- _Job_
Determine how many lines of the records include "være", and answer with the number alone.
___ Record list
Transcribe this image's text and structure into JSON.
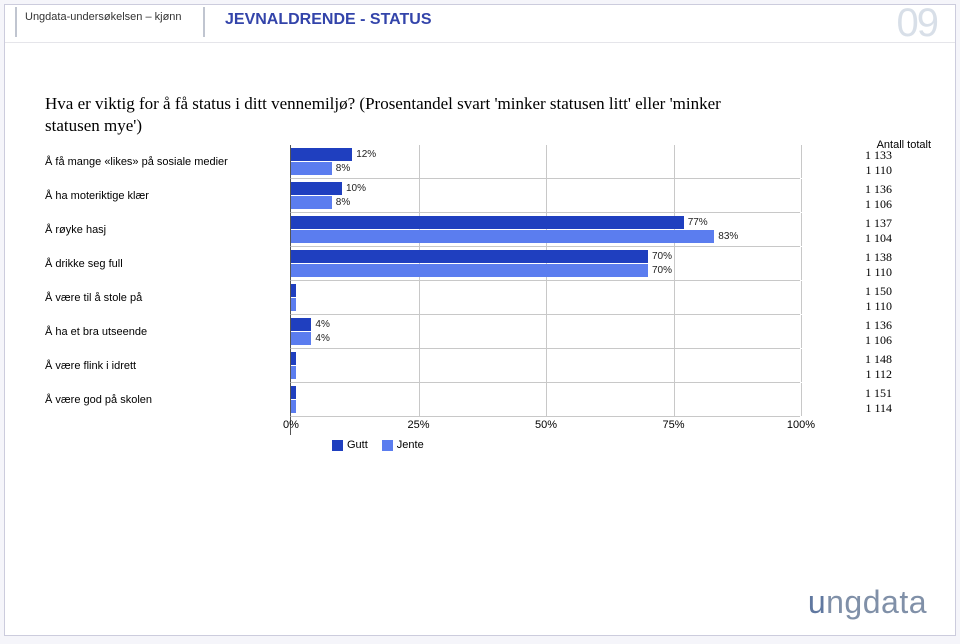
{
  "header": {
    "survey_label": "Ungdata-undersøkelsen – kjønn",
    "title": "JEVNALDRENDE - STATUS",
    "slide_number": "09"
  },
  "question": "Hva er viktig for å få status i ditt vennemiljø? (Prosentandel svart 'minker statusen litt' eller 'minker statusen mye')",
  "count_header": "Antall totalt",
  "chart": {
    "type": "bar",
    "orientation": "horizontal",
    "grouped": true,
    "series": [
      {
        "name": "Gutt",
        "color": "#1f3fbf"
      },
      {
        "name": "Jente",
        "color": "#5b7def"
      }
    ],
    "x_axis": {
      "min": 0,
      "max": 100,
      "ticks": [
        0,
        25,
        50,
        75,
        100
      ],
      "tick_labels": [
        "0%",
        "25%",
        "50%",
        "75%",
        "100%"
      ]
    },
    "grid_color": "#c8c8c8",
    "label_fontsize": 11,
    "value_label_fontsize": 10,
    "value_label_threshold": 3,
    "items": [
      {
        "label": "Å få mange «likes» på sosiale medier",
        "values": [
          12,
          8
        ],
        "show_value": [
          true,
          true
        ],
        "counts": [
          "1 133",
          "1 110"
        ]
      },
      {
        "label": "Å ha moteriktige klær",
        "values": [
          10,
          8
        ],
        "show_value": [
          true,
          true
        ],
        "counts": [
          "1 136",
          "1 106"
        ]
      },
      {
        "label": "Å røyke hasj",
        "values": [
          77,
          83
        ],
        "show_value": [
          true,
          true
        ],
        "counts": [
          "1 137",
          "1 104"
        ]
      },
      {
        "label": "Å drikke seg full",
        "values": [
          70,
          70
        ],
        "show_value": [
          true,
          true
        ],
        "counts": [
          "1 138",
          "1 110"
        ]
      },
      {
        "label": "Å være til å stole på",
        "values": [
          1,
          1
        ],
        "show_value": [
          false,
          false
        ],
        "counts": [
          "1 150",
          "1 110"
        ]
      },
      {
        "label": "Å ha et bra utseende",
        "values": [
          4,
          4
        ],
        "show_value": [
          true,
          true
        ],
        "counts": [
          "1 136",
          "1 106"
        ]
      },
      {
        "label": "Å være flink i idrett",
        "values": [
          1,
          1
        ],
        "show_value": [
          false,
          false
        ],
        "counts": [
          "1 148",
          "1 112"
        ]
      },
      {
        "label": "Å være god på skolen",
        "values": [
          1,
          1
        ],
        "show_value": [
          false,
          false
        ],
        "counts": [
          "1 151",
          "1 114"
        ]
      }
    ]
  },
  "logo": "ungdata"
}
______
- _Exercise solution_
3